WHAT IS EXPECTED - Quote the entries that follow exactly, leaving none out.

RECORD EXTRACTS -
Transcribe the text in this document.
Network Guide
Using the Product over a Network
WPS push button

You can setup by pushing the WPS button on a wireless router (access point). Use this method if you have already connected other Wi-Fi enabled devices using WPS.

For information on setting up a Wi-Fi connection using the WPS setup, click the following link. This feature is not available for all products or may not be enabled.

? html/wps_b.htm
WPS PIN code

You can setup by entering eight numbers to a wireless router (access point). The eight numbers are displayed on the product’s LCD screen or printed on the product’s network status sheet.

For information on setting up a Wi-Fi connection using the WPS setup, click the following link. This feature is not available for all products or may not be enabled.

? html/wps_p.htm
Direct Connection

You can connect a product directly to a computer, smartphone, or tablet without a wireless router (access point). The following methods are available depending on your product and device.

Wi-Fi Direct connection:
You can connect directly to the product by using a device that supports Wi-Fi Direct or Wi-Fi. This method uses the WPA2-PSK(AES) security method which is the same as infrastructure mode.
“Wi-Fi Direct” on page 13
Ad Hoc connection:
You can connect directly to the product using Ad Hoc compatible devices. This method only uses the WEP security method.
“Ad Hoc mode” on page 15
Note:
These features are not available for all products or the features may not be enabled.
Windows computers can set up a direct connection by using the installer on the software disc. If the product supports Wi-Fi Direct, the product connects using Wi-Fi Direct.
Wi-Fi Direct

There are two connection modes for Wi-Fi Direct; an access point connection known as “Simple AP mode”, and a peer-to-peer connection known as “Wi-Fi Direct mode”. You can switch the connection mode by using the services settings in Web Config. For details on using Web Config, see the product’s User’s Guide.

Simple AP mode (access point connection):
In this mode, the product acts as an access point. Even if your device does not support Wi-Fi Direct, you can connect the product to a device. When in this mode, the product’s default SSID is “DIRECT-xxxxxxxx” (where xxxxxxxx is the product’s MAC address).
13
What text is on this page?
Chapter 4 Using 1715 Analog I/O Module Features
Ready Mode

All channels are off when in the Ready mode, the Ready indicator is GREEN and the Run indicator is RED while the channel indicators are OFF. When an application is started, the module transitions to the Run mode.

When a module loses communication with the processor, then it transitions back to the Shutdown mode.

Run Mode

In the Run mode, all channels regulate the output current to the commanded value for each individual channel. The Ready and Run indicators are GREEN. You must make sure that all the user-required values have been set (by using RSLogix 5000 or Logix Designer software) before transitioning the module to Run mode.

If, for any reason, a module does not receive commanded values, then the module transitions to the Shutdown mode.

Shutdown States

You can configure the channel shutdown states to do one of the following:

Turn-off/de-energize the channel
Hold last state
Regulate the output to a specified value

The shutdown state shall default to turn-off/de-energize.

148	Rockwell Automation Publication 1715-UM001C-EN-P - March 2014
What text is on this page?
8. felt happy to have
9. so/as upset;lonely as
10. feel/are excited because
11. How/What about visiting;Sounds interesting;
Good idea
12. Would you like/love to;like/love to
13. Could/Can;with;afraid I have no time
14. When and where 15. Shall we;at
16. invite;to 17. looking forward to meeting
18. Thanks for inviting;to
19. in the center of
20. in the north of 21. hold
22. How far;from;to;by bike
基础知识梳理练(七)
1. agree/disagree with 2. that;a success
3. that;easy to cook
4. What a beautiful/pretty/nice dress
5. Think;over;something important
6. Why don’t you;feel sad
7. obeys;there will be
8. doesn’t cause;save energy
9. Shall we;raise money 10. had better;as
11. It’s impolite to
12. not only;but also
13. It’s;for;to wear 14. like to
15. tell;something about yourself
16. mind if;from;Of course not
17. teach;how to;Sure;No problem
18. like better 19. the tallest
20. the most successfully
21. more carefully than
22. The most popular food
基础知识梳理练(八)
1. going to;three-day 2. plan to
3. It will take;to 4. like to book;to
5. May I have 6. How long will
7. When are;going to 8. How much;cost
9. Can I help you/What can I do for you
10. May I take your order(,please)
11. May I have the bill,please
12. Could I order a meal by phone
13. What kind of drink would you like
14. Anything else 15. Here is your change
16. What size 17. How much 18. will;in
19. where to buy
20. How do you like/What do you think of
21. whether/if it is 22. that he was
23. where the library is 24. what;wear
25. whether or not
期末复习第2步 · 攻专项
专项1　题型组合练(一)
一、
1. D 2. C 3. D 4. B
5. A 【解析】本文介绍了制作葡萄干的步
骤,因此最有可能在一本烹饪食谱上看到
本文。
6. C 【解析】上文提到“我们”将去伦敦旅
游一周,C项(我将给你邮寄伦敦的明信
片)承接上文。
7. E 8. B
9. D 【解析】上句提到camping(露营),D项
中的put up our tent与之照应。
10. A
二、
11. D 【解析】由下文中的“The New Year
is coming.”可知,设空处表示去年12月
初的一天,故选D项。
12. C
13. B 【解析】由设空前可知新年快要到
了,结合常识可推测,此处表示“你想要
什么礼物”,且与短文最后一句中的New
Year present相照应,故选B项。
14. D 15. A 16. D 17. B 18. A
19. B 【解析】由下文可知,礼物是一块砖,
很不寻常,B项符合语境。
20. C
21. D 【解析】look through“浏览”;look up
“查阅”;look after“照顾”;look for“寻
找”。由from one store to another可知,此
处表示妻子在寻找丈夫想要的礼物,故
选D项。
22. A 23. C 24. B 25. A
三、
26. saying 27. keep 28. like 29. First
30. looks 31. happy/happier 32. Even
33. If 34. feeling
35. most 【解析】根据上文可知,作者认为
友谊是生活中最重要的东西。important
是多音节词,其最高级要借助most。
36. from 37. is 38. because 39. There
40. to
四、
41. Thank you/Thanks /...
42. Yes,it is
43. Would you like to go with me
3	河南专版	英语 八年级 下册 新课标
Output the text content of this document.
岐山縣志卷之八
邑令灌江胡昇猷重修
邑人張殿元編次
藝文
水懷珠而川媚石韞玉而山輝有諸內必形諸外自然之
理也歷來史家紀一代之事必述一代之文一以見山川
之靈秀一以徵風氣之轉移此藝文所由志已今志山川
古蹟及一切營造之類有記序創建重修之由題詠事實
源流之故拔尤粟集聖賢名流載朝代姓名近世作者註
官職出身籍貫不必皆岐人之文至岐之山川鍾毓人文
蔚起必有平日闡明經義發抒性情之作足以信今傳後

RESPONSE TO THIS EXERCISE -
Transcribe the text in this document.
Network Guide
Using the Product over a Network
WPS push button

You can setup by pushing the WPS button on a wireless router (access point). Use this method if you have already connected other Wi-Fi enabled devices using WPS.

For information on setting up a Wi-Fi connection using the WPS setup, click the following link. This feature is not available for all products or may not be enabled.

? html/wps_b.htm
WPS PIN code

You can setup by entering eight numbers to a wireless router (access point). The eight numbers are displayed on the product’s LCD screen or printed on the product’s network status sheet.

For information on setting up a Wi-Fi connection using the WPS setup, click the following link. This feature is not available for all products or may not be enabled.

? html/wps_p.htm
Direct Connection

You can connect a product directly to a computer, smartphone, or tablet without a wireless router (access point). The following methods are available depending on your product and device.

Wi-Fi Direct connection:
You can connect directly to the product by using a device that supports Wi-Fi Direct or Wi-Fi. This method uses the WPA2-PSK(AES) security method which is the same as infrastructure mode.
“Wi-Fi Direct” on page 13
Ad Hoc connection:
You can connect directly to the product using Ad Hoc compatible devices. This method only uses the WEP security method.
“Ad Hoc mode” on page 15
Note:
These features are not available for all products or the features may not be enabled.
Windows computers can set up a direct connection by using the installer on the software disc. If the product supports Wi-Fi Direct, the product connects using Wi-Fi Direct.
Wi-Fi Direct

There are two connection modes for Wi-Fi Direct; an access point connection known as “Simple AP mode”, and a peer-to-peer connection known as “Wi-Fi Direct mode”. You can switch the connection mode by using the services settings in Web Config. For details on using Web Config, see the product’s User’s Guide.

Simple AP mode (access point connection):
In this mode, the product acts as an access point. Even if your device does not support Wi-Fi Direct, you can connect the product to a device. When in this mode, the product’s default SSID is “DIRECT-xxxxxxxx” (where xxxxxxxx is the product’s MAC address).
13
What text is on this page?
Chapter 4 Using 1715 Analog I/O Module Features
Ready Mode

All channels are off when in the Ready mode, the Ready indicator is GREEN and the Run indicator is RED while the channel indicators are OFF. When an application is started, the module transitions to the Run mode.

When a module loses communication with the processor, then it transitions back to the Shutdown mode.

Run Mode

In the Run mode, all channels regulate the output current to the commanded value for each individual channel. The Ready and Run indicators are GREEN. You must make sure that all the user-required values have been set (by using RSLogix 5000 or Logix Designer software) before transitioning the module to Run mode.

If, for any reason, a module does not receive commanded values, then the module transitions to the Shutdown mode.

Shutdown States

You can configure the channel shutdown states to do one of the following:

Turn-off/de-energize the channel
Hold last state
Regulate the output to a specified value

The shutdown state shall default to turn-off/de-energize.

148	Rockwell Automation Publication 1715-UM001C-EN-P - March 2014
What text is on this page?
8. felt happy to have
9. so/as upset;lonely as
10. feel/are excited because
11. How/What about visiting;Sounds interesting;
Good idea
12. Would you like/love to;like/love to
13. Could/Can;with;afraid I have no time
14. When and where 15. Shall we;at
16. invite;to 17. looking forward to meeting
18. Thanks for inviting;to
19. in the center of
20. in the north of 21. hold
22. How far;from;to;by bike
基础知识梳理练(七)
1. agree/disagree with 2. that;a success
3. that;easy to cook
4. What a beautiful/pretty/nice dress
5. Think;over;something important
6. Why don’t you;feel sad
7. obeys;there will be
8. doesn’t cause;save energy
9. Shall we;raise money 10. had better;as
11. It’s impolite to
12. not only;but also
13. It’s;for;to wear 14. like to
15. tell;something about yourself
16. mind if;from;Of course not
17. teach;how to;Sure;No problem
18. like better 19. the tallest
20. the most successfully
21. more carefully than
22. The most popular food
基础知识梳理练(八)
1. going to;three-day 2. plan to
3. It will take;to 4. like to book;to
5. May I have 6. How long will
7. When are;going to 8. How much;cost
9. Can I help you/What can I do for you
10. May I take your order(,please)
11. May I have the bill,please
12. Could I order a meal by phone
13. What kind of drink would you like
14. Anything else 15. Here is your change
16. What size 17. How much 18. will;in
19. where to buy
20. How do you like/What do you think of
21. whether/if it is 22. that he was
23. where the library is 24. what;wear
25. whether or not
期末复习第2步 · 攻专项
专项1　题型组合练(一)
一、
1. D 2. C 3. D 4. B
5. A 【解析】本文介绍了制作葡萄干的步
骤,因此最有可能在一本烹饪食谱上看到
本文。
6. C 【解析】上文提到“我们”将去伦敦旅
游一周,C项(我将给你邮寄伦敦的明信
片)承接上文。
7. E 8. B
9. D 【解析】上句提到camping(露营),D项
中的put up our tent与之照应。
10. A
二、
11. D 【解析】由下文中的“The New Year
is coming.”可知,设空处表示去年12月
初的一天,故选D项。
12. C
13. B 【解析】由设空前可知新年快要到
了,结合常识可推测,此处表示“你想要
什么礼物”,且与短文最后一句中的New
Year present相照应,故选B项。
14. D 15. A 16. D 17. B 18. A
19. B 【解析】由下文可知,礼物是一块砖,
很不寻常,B项符合语境。
20. C
21. D 【解析】look through“浏览”;look up
“查阅”;look after“照顾”;look for“寻
找”。由from one store to another可知,此
处表示妻子在寻找丈夫想要的礼物,故
选D项。
22. A 23. C 24. B 25. A
三、
26. saying 27. keep 28. like 29. First
30. looks 31. happy/happier 32. Even
33. If 34. feeling
35. most 【解析】根据上文可知,作者认为
友谊是生活中最重要的东西。important
是多音节词,其最高级要借助most。
36. from 37. is 38. because 39. There
40. to
四、
41. Thank you/Thanks /...
42. Yes,it is
43. Would you like to go with me
3	河南专版	英语 八年级 下册 新课标
Output the text content of this document.
岐山縣志卷之八
邑令灌江胡昇猷重修
邑人張殿元編次
藝文
水懷珠而川媚石韞玉而山輝有諸內必形諸外自然之
理也歷來史家紀一代之事必述一代之文一以見山川
之靈秀一以徵風氣之轉移此藝文所由志已今志山川
古蹟及一切營造之類有記序創建重修之由題詠事實
源流之故拔尤粟集聖賢名流載朝代姓名近世作者註
官職出身籍貫不必皆岐人之文至岐之山川鍾毓人文
蔚起必有平日闡明經義發抒性情之作足以信今傳後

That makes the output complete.